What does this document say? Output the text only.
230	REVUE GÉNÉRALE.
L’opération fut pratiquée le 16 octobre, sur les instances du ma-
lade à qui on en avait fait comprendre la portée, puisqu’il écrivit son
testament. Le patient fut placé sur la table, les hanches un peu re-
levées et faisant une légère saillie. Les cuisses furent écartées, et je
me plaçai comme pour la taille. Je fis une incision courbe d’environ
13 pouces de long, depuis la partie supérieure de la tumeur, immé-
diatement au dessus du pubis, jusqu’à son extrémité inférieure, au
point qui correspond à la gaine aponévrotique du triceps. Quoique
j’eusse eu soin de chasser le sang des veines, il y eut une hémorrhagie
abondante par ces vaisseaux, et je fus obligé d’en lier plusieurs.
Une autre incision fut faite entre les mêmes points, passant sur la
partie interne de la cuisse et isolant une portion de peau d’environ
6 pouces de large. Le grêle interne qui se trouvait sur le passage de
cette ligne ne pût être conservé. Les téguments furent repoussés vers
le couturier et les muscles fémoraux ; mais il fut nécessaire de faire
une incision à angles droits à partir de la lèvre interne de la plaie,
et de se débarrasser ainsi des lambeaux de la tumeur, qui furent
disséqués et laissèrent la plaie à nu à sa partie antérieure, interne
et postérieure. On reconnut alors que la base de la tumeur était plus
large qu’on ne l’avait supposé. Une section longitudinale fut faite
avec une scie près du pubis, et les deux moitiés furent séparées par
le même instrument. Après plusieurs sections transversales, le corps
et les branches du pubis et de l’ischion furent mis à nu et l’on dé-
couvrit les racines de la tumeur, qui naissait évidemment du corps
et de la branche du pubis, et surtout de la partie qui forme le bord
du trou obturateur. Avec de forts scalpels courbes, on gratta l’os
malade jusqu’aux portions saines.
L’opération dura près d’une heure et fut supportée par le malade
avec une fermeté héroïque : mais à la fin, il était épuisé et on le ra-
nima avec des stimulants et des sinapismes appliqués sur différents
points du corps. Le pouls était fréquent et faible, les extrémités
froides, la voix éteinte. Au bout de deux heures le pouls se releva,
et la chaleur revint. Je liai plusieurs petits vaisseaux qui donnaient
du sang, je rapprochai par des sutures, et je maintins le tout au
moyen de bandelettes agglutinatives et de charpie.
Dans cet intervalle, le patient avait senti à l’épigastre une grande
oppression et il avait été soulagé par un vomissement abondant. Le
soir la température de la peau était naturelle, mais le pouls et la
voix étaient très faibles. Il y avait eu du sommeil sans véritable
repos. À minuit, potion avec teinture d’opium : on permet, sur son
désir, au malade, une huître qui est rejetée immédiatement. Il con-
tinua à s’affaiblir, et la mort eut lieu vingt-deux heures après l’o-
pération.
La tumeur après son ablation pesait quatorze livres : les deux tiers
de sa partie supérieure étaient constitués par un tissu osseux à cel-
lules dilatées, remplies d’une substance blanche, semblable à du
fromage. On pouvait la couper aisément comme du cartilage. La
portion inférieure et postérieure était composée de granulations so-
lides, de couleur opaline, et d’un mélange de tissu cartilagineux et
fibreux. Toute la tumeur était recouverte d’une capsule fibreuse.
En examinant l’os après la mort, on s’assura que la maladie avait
☆ ☆ ☆ ☆
### Prompt
Show all lines above holding "sang".

### Written answer
j’eusse eu soin de chasser le sang des veines, il y eut une hémorrhagie
du sang, je rapprochai par des sutures, et je maintins le tout au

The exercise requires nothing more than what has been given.